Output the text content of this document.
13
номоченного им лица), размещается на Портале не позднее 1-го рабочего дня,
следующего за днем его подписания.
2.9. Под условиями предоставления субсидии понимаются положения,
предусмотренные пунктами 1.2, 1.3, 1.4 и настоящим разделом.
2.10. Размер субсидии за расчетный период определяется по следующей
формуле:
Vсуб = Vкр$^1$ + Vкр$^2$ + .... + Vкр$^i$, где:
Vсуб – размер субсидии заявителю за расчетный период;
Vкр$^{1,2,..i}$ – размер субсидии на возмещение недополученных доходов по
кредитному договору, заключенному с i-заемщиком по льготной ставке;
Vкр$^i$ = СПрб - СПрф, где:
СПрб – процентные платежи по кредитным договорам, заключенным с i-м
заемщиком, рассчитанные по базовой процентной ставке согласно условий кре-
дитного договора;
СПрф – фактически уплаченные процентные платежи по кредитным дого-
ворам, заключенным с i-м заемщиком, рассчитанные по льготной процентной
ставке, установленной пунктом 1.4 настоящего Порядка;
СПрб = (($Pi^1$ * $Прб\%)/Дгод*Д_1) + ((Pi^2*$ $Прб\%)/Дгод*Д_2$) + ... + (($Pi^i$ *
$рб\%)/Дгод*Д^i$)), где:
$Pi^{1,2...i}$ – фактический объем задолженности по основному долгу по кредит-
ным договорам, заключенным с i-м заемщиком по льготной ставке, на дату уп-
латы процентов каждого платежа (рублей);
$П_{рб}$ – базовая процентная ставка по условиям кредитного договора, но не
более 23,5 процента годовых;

**WORK TO COMPLETE:**
Transcribe the whole listing with nothing added or left out.

**RESULT OF THIS EXERCISE:**
Output the text content of this document.
13
номоченного им лица), размещается на Портале не позднее 1-го рабочего дня,
следующего за днем его подписания.
2.9. Под условиями предоставления субсидии понимаются положения,
предусмотренные пунктами 1.2, 1.3, 1.4 и настоящим разделом.
2.10. Размер субсидии за расчетный период определяется по следующей
формуле:
Vсуб = Vкр$^1$ + Vкр$^2$ + .... + Vкр$^i$, где:
Vсуб – размер субсидии заявителю за расчетный период;
Vкр$^{1,2,..i}$ – размер субсидии на возмещение недополученных доходов по
кредитному договору, заключенному с i-заемщиком по льготной ставке;
Vкр$^i$ = СПрб - СПрф, где:
СПрб – процентные платежи по кредитным договорам, заключенным с i-м
заемщиком, рассчитанные по базовой процентной ставке согласно условий кре-
дитного договора;
СПрф – фактически уплаченные процентные платежи по кредитным дого-
ворам, заключенным с i-м заемщиком, рассчитанные по льготной процентной
ставке, установленной пунктом 1.4 настоящего Порядка;
СПрб = (($Pi^1$ * $Прб\%)/Дгод*Д_1) + ((Pi^2*$ $Прб\%)/Дгод*Д_2$) + ... + (($Pi^i$ *
$рб\%)/Дгод*Д^i$)), где:
$Pi^{1,2...i}$ – фактический объем задолженности по основному долгу по кредит-
ным договорам, заключенным с i-м заемщиком по льготной ставке, на дату уп-
латы процентов каждого платежа (рублей);
$П_{рб}$ – базовая процентная ставка по условиям кредитного договора, но не
более 23,5 процента годовых;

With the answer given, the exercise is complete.